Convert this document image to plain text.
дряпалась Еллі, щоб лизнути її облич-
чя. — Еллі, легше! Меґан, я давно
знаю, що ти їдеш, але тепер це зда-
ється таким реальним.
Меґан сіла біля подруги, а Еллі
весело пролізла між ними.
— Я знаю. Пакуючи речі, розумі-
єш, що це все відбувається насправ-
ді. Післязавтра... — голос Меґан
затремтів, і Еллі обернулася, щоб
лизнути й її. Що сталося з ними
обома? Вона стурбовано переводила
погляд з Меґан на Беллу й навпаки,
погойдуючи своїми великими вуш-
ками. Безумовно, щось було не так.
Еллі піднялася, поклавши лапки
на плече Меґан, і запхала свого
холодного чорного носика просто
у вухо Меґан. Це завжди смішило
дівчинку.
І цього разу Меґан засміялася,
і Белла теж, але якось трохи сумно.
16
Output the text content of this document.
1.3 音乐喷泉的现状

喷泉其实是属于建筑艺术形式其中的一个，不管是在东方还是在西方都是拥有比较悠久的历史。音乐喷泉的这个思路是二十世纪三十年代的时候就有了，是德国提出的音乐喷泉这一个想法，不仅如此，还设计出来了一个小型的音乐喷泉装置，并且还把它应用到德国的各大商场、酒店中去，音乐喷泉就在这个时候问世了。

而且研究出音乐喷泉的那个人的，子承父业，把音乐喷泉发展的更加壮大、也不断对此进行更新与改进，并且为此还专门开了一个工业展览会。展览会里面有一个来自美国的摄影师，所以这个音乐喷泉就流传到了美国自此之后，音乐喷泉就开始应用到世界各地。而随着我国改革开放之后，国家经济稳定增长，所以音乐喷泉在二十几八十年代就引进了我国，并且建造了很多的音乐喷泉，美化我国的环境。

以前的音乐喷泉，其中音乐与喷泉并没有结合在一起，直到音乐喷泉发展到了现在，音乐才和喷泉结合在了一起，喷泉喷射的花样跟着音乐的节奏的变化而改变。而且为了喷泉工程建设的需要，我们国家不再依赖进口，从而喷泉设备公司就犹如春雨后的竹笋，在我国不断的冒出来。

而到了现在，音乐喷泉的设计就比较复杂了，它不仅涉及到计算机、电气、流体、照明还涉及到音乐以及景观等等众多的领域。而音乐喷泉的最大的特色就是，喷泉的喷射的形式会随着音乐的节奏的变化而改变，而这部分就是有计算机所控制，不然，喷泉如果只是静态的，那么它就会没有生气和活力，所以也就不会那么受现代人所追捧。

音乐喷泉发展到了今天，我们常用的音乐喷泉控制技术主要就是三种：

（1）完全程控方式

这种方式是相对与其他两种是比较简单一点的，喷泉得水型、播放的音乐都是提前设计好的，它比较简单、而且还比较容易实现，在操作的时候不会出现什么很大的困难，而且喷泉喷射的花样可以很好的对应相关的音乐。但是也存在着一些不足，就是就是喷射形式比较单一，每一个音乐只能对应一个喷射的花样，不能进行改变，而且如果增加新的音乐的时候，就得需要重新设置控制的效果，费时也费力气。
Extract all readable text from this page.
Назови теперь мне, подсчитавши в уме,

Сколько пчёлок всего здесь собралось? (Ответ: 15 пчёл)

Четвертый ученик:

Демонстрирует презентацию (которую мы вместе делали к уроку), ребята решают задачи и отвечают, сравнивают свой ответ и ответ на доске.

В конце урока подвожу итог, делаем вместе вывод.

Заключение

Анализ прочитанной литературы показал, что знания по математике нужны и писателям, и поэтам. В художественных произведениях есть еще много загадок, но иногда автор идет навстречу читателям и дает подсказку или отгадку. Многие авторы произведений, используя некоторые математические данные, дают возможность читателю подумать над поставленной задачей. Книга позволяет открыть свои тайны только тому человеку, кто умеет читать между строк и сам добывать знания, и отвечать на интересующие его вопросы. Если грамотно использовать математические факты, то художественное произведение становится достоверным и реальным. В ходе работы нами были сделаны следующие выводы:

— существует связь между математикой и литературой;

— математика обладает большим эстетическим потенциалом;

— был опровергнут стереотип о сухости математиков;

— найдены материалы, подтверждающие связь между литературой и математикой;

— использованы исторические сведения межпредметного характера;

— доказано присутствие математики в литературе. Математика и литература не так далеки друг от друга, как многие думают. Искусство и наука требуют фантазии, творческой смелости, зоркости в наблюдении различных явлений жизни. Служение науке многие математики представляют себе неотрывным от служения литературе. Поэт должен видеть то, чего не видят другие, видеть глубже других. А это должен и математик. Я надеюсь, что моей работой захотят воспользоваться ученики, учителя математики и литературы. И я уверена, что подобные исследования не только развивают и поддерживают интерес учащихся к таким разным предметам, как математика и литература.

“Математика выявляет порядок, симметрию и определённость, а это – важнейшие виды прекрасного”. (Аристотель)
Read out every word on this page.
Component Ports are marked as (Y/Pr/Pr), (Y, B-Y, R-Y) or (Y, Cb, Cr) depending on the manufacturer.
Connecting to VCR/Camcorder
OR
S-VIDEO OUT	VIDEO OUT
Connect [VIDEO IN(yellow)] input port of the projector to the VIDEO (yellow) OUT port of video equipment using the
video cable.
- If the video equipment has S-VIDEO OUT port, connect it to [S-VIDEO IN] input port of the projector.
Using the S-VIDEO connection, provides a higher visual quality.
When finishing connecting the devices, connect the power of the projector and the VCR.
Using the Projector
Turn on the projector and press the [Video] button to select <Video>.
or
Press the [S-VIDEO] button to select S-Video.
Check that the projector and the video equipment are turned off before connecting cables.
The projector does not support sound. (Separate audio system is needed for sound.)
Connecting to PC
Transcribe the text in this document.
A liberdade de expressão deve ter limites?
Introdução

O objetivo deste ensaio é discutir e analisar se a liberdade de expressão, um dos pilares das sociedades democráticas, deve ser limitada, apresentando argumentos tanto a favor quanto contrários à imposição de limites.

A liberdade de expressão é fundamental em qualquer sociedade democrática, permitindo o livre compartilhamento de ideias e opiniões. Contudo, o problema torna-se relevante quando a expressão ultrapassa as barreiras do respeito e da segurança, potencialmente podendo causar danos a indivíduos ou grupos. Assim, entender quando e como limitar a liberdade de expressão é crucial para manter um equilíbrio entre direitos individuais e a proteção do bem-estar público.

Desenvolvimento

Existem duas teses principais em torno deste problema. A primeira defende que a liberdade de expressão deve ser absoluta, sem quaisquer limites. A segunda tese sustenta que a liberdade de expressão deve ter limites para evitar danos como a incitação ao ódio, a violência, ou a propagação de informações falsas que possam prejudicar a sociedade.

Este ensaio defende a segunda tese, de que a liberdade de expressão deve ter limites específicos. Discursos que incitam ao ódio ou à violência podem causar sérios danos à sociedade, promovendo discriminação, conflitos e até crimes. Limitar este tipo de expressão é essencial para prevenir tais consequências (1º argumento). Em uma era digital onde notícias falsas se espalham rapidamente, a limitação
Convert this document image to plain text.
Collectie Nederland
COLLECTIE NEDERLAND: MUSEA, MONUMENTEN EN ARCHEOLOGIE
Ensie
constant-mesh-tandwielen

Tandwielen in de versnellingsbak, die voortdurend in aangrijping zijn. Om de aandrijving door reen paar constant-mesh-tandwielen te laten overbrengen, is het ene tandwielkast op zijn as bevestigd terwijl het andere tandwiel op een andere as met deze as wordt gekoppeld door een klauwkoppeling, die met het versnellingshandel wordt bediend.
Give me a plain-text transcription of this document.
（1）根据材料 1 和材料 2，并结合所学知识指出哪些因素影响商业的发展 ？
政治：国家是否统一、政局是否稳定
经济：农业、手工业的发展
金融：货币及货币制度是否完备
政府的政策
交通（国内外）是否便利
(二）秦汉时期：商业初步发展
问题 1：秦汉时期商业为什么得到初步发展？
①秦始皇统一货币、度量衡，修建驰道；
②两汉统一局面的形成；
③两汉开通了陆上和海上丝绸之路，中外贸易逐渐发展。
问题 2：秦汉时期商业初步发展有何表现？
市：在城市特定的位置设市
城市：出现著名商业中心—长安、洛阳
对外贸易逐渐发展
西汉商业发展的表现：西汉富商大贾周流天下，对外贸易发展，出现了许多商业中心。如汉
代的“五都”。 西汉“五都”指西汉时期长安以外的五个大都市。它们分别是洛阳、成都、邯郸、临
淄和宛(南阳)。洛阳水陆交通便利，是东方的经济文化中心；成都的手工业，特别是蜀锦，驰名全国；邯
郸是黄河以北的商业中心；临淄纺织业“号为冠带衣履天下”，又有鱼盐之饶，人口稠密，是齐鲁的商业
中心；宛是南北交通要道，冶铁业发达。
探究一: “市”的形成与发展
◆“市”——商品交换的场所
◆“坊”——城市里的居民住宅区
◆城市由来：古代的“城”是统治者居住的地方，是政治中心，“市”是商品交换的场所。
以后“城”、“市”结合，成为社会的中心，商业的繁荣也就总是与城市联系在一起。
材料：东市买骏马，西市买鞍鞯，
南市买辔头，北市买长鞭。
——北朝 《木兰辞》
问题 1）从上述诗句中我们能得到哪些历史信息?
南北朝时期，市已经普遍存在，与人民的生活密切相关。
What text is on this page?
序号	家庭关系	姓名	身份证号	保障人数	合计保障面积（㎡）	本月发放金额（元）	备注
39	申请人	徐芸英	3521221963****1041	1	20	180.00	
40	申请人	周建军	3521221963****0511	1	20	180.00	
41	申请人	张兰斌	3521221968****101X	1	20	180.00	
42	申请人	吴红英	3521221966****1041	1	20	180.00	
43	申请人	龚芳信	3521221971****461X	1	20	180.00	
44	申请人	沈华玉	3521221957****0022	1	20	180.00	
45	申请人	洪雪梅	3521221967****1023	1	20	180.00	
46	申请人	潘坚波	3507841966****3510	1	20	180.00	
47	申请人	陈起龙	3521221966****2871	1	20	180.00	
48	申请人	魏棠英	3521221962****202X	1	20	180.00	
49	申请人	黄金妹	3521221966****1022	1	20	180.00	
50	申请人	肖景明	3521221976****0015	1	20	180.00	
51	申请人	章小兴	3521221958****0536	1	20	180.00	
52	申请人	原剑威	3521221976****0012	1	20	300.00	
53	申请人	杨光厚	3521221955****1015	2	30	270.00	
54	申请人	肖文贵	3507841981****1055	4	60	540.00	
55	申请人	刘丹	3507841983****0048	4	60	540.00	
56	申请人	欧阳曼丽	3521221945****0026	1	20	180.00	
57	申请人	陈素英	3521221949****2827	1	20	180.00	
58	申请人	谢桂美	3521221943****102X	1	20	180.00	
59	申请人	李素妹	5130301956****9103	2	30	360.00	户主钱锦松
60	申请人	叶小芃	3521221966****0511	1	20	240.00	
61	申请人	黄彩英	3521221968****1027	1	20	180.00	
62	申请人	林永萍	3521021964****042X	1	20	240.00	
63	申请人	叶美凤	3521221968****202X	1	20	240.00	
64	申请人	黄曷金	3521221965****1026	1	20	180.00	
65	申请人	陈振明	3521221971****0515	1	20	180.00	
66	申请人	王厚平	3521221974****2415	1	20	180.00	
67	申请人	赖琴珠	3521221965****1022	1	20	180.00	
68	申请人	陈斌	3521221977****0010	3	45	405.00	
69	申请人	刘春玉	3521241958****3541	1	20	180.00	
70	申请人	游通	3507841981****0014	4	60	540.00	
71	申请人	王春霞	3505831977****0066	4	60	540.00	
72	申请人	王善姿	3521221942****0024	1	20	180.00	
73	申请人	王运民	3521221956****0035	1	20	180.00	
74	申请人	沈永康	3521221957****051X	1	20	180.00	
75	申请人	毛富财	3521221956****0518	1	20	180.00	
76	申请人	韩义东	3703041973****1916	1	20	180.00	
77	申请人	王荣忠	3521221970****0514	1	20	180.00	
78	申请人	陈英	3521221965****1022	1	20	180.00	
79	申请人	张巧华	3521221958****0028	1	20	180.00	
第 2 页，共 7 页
________________
WHAT YOU SHOULD DO:
Copy every line of the entries above in which "ódio" occurs.

CORRECT ANSWER:
Existem duas teses principais em torno deste problema. A primeira defende que a liberdade de expressão deve ser absoluta, sem quaisquer limites. A segunda tese sustenta que a liberdade de expressão deve ter limites para evitar danos como a incitação ao ódio, a violência, ou a propagação de informações falsas que possam prejudicar a sociedade.
Este ensaio defende a segunda tese, de que a liberdade de expressão deve ter limites específicos. Discursos que incitam ao ódio ou à violência podem causar sérios danos à sociedade, promovendo discriminação, conflitos e até crimes. Limitar este tipo de expressão é essencial para prevenir tais consequências (1º argumento). Em uma era digital onde notícias falsas se espalham rapidamente, a limitação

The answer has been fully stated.